** EXERCISE OBJECTIVE **
Repeat the records exactly. Every line must match.

** RECORDS FOR THE TASK **
== == ==

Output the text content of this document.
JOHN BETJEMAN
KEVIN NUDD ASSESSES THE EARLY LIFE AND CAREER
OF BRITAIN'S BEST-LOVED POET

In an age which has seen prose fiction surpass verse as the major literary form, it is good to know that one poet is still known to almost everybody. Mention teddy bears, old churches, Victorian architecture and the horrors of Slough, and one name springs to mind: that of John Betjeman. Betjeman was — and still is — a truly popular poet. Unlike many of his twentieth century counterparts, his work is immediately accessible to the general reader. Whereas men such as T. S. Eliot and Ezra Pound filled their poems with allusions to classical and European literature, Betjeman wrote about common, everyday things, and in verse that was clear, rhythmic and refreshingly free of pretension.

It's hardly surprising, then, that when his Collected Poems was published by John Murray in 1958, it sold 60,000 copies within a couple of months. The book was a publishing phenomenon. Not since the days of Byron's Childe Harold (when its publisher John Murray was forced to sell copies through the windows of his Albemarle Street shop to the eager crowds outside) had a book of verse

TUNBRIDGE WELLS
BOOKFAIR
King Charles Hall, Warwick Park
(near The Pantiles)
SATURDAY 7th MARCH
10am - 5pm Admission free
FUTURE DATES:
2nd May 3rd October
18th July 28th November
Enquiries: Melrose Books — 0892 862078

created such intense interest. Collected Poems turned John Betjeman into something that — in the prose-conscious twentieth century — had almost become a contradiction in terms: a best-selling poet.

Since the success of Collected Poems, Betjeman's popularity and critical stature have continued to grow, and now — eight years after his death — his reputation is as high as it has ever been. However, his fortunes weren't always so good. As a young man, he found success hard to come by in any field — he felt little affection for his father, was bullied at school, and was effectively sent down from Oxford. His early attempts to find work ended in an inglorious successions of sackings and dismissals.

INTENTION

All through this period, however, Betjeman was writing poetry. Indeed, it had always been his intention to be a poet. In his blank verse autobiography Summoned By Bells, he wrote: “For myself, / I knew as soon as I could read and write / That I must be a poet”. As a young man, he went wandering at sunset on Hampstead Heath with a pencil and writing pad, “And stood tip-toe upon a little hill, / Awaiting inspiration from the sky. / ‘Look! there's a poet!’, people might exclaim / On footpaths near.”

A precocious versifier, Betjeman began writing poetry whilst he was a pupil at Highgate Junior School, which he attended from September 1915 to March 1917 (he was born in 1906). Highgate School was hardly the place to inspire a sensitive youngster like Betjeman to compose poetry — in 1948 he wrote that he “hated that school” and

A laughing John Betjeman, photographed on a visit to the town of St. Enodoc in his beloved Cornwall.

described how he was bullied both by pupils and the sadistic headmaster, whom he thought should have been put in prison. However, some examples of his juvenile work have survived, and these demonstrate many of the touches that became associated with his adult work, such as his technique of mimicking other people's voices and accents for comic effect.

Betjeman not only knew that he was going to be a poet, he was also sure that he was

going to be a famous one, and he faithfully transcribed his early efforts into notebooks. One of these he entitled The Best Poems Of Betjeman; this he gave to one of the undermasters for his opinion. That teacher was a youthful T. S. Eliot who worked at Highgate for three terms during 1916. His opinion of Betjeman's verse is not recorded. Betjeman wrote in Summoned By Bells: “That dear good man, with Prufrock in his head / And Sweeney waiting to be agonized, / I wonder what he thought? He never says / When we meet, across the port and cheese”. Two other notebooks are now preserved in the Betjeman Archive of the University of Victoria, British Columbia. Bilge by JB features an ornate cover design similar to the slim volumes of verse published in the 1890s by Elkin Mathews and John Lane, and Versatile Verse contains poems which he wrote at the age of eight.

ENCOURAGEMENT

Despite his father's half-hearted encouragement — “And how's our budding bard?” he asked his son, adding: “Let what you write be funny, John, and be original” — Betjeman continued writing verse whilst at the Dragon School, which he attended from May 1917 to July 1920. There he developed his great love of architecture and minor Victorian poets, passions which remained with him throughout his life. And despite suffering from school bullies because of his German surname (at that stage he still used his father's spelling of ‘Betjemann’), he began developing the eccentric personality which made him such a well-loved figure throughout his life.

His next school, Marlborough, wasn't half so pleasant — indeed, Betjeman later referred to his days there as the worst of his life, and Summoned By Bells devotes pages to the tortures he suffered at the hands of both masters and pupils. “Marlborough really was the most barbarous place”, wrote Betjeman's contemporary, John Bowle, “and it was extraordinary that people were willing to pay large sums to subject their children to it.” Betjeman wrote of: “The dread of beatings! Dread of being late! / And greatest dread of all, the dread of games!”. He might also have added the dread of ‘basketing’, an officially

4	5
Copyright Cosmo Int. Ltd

== == ==

** SOLVED EXERCISE **
Output the text content of this document.
JOHN BETJEMAN
KEVIN NUDD ASSESSES THE EARLY LIFE AND CAREER
OF BRITAIN'S BEST-LOVED POET

In an age which has seen prose fiction surpass verse as the major literary form, it is good to know that one poet is still known to almost everybody. Mention teddy bears, old churches, Victorian architecture and the horrors of Slough, and one name springs to mind: that of John Betjeman. Betjeman was — and still is — a truly popular poet. Unlike many of his twentieth century counterparts, his work is immediately accessible to the general reader. Whereas men such as T. S. Eliot and Ezra Pound filled their poems with allusions to classical and European literature, Betjeman wrote about common, everyday things, and in verse that was clear, rhythmic and refreshingly free of pretension.

It's hardly surprising, then, that when his Collected Poems was published by John Murray in 1958, it sold 60,000 copies within a couple of months. The book was a publishing phenomenon. Not since the days of Byron's Childe Harold (when its publisher John Murray was forced to sell copies through the windows of his Albemarle Street shop to the eager crowds outside) had a book of verse

TUNBRIDGE WELLS
BOOKFAIR
King Charles Hall, Warwick Park
(near The Pantiles)
SATURDAY 7th MARCH
10am - 5pm Admission free
FUTURE DATES:
2nd May 3rd October
18th July 28th November
Enquiries: Melrose Books — 0892 862078

created such intense interest. Collected Poems turned John Betjeman into something that — in the prose-conscious twentieth century — had almost become a contradiction in terms: a best-selling poet.

Since the success of Collected Poems, Betjeman's popularity and critical stature have continued to grow, and now — eight years after his death — his reputation is as high as it has ever been. However, his fortunes weren't always so good. As a young man, he found success hard to come by in any field — he felt little affection for his father, was bullied at school, and was effectively sent down from Oxford. His early attempts to find work ended in an inglorious successions of sackings and dismissals.

INTENTION

All through this period, however, Betjeman was writing poetry. Indeed, it had always been his intention to be a poet. In his blank verse autobiography Summoned By Bells, he wrote: “For myself, / I knew as soon as I could read and write / That I must be a poet”. As a young man, he went wandering at sunset on Hampstead Heath with a pencil and writing pad, “And stood tip-toe upon a little hill, / Awaiting inspiration from the sky. / ‘Look! there's a poet!’, people might exclaim / On footpaths near.”

A precocious versifier, Betjeman began writing poetry whilst he was a pupil at Highgate Junior School, which he attended from September 1915 to March 1917 (he was born in 1906). Highgate School was hardly the place to inspire a sensitive youngster like Betjeman to compose poetry — in 1948 he wrote that he “hated that school” and

A laughing John Betjeman, photographed on a visit to the town of St. Enodoc in his beloved Cornwall.

described how he was bullied both by pupils and the sadistic headmaster, whom he thought should have been put in prison. However, some examples of his juvenile work have survived, and these demonstrate many of the touches that became associated with his adult work, such as his technique of mimicking other people's voices and accents for comic effect.

Betjeman not only knew that he was going to be a poet, he was also sure that he was

going to be a famous one, and he faithfully transcribed his early efforts into notebooks. One of these he entitled The Best Poems Of Betjeman; this he gave to one of the undermasters for his opinion. That teacher was a youthful T. S. Eliot who worked at Highgate for three terms during 1916. His opinion of Betjeman's verse is not recorded. Betjeman wrote in Summoned By Bells: “That dear good man, with Prufrock in his head / And Sweeney waiting to be agonized, / I wonder what he thought? He never says / When we meet, across the port and cheese”. Two other notebooks are now preserved in the Betjeman Archive of the University of Victoria, British Columbia. Bilge by JB features an ornate cover design similar to the slim volumes of verse published in the 1890s by Elkin Mathews and John Lane, and Versatile Verse contains poems which he wrote at the age of eight.

ENCOURAGEMENT

Despite his father's half-hearted encouragement — “And how's our budding bard?” he asked his son, adding: “Let what you write be funny, John, and be original” — Betjeman continued writing verse whilst at the Dragon School, which he attended from May 1917 to July 1920. There he developed his great love of architecture and minor Victorian poets, passions which remained with him throughout his life. And despite suffering from school bullies because of his German surname (at that stage he still used his father's spelling of ‘Betjemann’), he began developing the eccentric personality which made him such a well-loved figure throughout his life.

His next school, Marlborough, wasn't half so pleasant — indeed, Betjeman later referred to his days there as the worst of his life, and Summoned By Bells devotes pages to the tortures he suffered at the hands of both masters and pupils. “Marlborough really was the most barbarous place”, wrote Betjeman's contemporary, John Bowle, “and it was extraordinary that people were willing to pay large sums to subject their children to it.” Betjeman wrote of: “The dread of beatings! Dread of being late! / And greatest dread of all, the dread of games!”. He might also have added the dread of ‘basketing’, an officially

4	5
Copyright Cosmo Int. Ltd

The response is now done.